→ Written task
Return the records that follow, matching each one exactly.

→ Extracted entries
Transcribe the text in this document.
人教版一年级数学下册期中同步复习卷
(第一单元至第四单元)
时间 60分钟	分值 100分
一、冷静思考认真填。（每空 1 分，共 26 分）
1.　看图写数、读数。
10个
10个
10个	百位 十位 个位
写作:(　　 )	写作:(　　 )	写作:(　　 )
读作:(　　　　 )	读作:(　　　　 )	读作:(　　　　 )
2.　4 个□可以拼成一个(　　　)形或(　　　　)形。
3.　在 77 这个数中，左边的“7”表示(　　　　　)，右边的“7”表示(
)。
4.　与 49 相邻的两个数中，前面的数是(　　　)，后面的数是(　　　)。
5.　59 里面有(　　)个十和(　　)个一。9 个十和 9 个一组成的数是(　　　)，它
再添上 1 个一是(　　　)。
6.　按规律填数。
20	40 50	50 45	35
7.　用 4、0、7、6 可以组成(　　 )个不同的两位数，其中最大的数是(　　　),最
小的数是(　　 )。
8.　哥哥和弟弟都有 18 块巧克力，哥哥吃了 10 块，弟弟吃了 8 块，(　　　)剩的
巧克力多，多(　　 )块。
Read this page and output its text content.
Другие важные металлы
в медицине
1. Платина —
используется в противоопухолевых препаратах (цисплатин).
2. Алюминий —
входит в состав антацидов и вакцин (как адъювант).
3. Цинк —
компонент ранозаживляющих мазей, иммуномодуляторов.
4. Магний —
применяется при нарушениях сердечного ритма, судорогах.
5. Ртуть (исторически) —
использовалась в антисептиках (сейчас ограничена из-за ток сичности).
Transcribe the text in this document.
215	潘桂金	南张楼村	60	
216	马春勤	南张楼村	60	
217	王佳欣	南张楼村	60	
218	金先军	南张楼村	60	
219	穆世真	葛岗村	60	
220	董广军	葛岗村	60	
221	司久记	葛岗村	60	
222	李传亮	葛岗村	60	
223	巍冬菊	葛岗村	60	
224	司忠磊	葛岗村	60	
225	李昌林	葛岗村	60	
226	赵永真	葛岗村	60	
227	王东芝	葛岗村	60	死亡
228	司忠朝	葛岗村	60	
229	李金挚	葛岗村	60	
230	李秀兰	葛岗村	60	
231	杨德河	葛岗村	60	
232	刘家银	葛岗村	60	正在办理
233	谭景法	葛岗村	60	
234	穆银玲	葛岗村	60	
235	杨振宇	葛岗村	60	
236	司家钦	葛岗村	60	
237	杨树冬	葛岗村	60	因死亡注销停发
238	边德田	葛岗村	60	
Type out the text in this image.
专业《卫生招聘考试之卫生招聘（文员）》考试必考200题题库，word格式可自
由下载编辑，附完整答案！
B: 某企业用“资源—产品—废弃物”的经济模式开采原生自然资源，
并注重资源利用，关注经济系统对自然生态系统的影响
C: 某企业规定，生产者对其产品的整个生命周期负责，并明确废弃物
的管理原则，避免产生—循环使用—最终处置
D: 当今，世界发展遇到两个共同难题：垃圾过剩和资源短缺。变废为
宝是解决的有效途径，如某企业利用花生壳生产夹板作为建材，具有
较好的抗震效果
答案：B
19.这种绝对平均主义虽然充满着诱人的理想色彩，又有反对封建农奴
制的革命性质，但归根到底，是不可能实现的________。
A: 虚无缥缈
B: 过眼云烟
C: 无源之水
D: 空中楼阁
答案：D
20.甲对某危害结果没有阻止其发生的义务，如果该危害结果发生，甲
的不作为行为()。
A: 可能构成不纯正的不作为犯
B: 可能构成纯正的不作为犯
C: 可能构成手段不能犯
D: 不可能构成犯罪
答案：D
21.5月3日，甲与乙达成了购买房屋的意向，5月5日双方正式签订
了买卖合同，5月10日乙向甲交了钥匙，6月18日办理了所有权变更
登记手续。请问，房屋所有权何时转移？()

→ Written answer
Transcribe the text in this document.
人教版一年级数学下册期中同步复习卷
(第一单元至第四单元)
时间 60分钟	分值 100分
一、冷静思考认真填。（每空 1 分，共 26 分）
1.　看图写数、读数。
10个
10个
10个	百位 十位 个位
写作:(　　 )	写作:(　　 )	写作:(　　 )
读作:(　　　　 )	读作:(　　　　 )	读作:(　　　　 )
2.　4 个□可以拼成一个(　　　)形或(　　　　)形。
3.　在 77 这个数中，左边的“7”表示(　　　　　)，右边的“7”表示(
)。
4.　与 49 相邻的两个数中，前面的数是(　　　)，后面的数是(　　　)。
5.　59 里面有(　　)个十和(　　)个一。9 个十和 9 个一组成的数是(　　　)，它
再添上 1 个一是(　　　)。
6.　按规律填数。
20	40 50	50 45	35
7.　用 4、0、7、6 可以组成(　　 )个不同的两位数，其中最大的数是(　　　),最
小的数是(　　 )。
8.　哥哥和弟弟都有 18 块巧克力，哥哥吃了 10 块，弟弟吃了 8 块，(　　　)剩的
巧克力多，多(　　 )块。
Read this page and output its text content.
Другие важные металлы
в медицине
1. Платина —
используется в противоопухолевых препаратах (цисплатин).
2. Алюминий —
входит в состав антацидов и вакцин (как адъювант).
3. Цинк —
компонент ранозаживляющих мазей, иммуномодуляторов.
4. Магний —
применяется при нарушениях сердечного ритма, судорогах.
5. Ртуть (исторически) —
использовалась в антисептиках (сейчас ограничена из-за ток сичности).
Transcribe the text in this document.
215	潘桂金	南张楼村	60	
216	马春勤	南张楼村	60	
217	王佳欣	南张楼村	60	
218	金先军	南张楼村	60	
219	穆世真	葛岗村	60	
220	董广军	葛岗村	60	
221	司久记	葛岗村	60	
222	李传亮	葛岗村	60	
223	巍冬菊	葛岗村	60	
224	司忠磊	葛岗村	60	
225	李昌林	葛岗村	60	
226	赵永真	葛岗村	60	
227	王东芝	葛岗村	60	死亡
228	司忠朝	葛岗村	60	
229	李金挚	葛岗村	60	
230	李秀兰	葛岗村	60	
231	杨德河	葛岗村	60	
232	刘家银	葛岗村	60	正在办理
233	谭景法	葛岗村	60	
234	穆银玲	葛岗村	60	
235	杨振宇	葛岗村	60	
236	司家钦	葛岗村	60	
237	杨树冬	葛岗村	60	因死亡注销停发
238	边德田	葛岗村	60	
Type out the text in this image.
专业《卫生招聘考试之卫生招聘（文员）》考试必考200题题库，word格式可自
由下载编辑，附完整答案！
B: 某企业用“资源—产品—废弃物”的经济模式开采原生自然资源，
并注重资源利用，关注经济系统对自然生态系统的影响
C: 某企业规定，生产者对其产品的整个生命周期负责，并明确废弃物
的管理原则，避免产生—循环使用—最终处置
D: 当今，世界发展遇到两个共同难题：垃圾过剩和资源短缺。变废为
宝是解决的有效途径，如某企业利用花生壳生产夹板作为建材，具有
较好的抗震效果
答案：B
19.这种绝对平均主义虽然充满着诱人的理想色彩，又有反对封建农奴
制的革命性质，但归根到底，是不可能实现的________。
A: 虚无缥缈
B: 过眼云烟
C: 无源之水
D: 空中楼阁
答案：D
20.甲对某危害结果没有阻止其发生的义务，如果该危害结果发生，甲
的不作为行为()。
A: 可能构成不纯正的不作为犯
B: 可能构成纯正的不作为犯
C: 可能构成手段不能犯
D: 不可能构成犯罪
答案：D
21.5月3日，甲与乙达成了购买房屋的意向，5月5日双方正式签订
了买卖合同，5月10日乙向甲交了钥匙，6月18日办理了所有权变更
登记手续。请问，房屋所有权何时转移？()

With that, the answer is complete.